• **Provided data**

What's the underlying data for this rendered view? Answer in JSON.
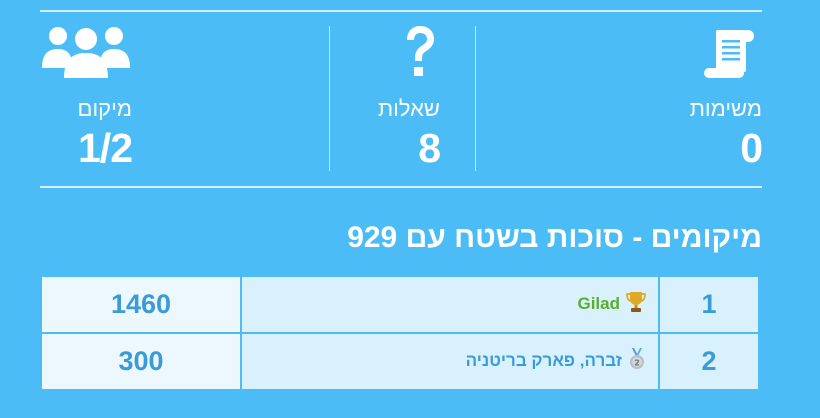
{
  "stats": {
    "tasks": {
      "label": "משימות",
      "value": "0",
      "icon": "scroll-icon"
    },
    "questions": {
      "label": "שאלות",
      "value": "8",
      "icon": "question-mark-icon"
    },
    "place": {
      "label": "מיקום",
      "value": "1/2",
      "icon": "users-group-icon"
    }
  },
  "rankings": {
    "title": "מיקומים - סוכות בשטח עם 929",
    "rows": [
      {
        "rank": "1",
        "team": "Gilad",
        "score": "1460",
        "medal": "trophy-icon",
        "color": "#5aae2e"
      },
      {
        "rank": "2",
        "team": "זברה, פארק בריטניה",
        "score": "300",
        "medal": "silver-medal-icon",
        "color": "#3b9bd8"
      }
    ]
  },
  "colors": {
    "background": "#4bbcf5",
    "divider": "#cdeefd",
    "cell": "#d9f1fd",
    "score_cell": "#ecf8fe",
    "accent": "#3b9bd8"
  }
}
==
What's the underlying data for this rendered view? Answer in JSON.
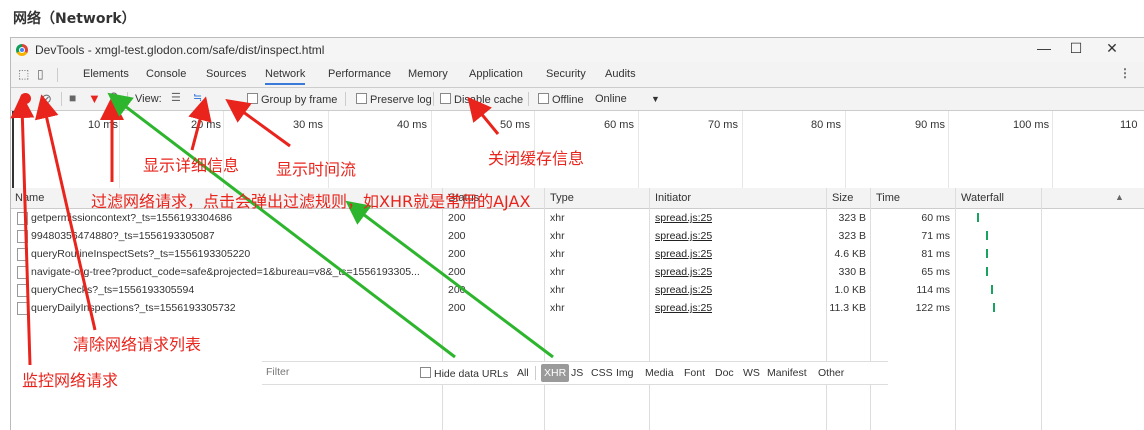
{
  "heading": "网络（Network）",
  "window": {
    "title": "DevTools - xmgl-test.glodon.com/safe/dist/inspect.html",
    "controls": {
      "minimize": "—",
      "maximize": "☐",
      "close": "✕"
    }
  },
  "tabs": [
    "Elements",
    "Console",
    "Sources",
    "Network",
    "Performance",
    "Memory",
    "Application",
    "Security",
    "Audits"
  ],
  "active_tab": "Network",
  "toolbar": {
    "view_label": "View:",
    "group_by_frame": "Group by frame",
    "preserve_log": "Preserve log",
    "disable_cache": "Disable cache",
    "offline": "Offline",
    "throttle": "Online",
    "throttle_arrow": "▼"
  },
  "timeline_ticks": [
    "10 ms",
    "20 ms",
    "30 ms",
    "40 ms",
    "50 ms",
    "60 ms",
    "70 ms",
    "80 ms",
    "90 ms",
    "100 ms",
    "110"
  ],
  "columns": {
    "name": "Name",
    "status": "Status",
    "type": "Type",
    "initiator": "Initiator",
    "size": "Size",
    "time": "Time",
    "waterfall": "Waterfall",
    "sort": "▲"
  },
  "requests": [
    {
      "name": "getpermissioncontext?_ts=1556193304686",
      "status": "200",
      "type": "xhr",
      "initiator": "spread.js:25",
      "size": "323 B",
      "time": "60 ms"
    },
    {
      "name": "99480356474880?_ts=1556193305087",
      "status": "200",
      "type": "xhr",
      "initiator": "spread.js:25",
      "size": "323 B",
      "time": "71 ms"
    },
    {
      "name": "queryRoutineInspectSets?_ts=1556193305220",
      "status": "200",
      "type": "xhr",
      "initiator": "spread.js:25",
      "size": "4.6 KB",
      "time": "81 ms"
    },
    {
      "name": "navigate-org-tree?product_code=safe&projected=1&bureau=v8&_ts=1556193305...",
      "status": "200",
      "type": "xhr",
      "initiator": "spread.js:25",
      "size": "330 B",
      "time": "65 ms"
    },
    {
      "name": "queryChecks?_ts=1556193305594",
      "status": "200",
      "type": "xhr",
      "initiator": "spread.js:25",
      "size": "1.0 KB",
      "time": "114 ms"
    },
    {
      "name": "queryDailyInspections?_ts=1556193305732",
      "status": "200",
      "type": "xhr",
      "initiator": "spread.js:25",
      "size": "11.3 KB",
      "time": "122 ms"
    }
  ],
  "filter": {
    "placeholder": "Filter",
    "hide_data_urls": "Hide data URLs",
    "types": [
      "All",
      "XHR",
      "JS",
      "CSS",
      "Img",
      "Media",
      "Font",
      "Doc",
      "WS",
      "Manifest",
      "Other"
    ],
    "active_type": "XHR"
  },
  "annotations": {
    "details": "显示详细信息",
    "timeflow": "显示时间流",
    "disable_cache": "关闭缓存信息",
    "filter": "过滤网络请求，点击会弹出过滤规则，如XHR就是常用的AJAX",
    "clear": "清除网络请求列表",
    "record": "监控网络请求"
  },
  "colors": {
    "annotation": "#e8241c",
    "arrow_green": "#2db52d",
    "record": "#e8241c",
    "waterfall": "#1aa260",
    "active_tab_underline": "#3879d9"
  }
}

• **Your task**
Determine how many lines of the data contain "size" and give nothing but that number.

• **Final answer**
7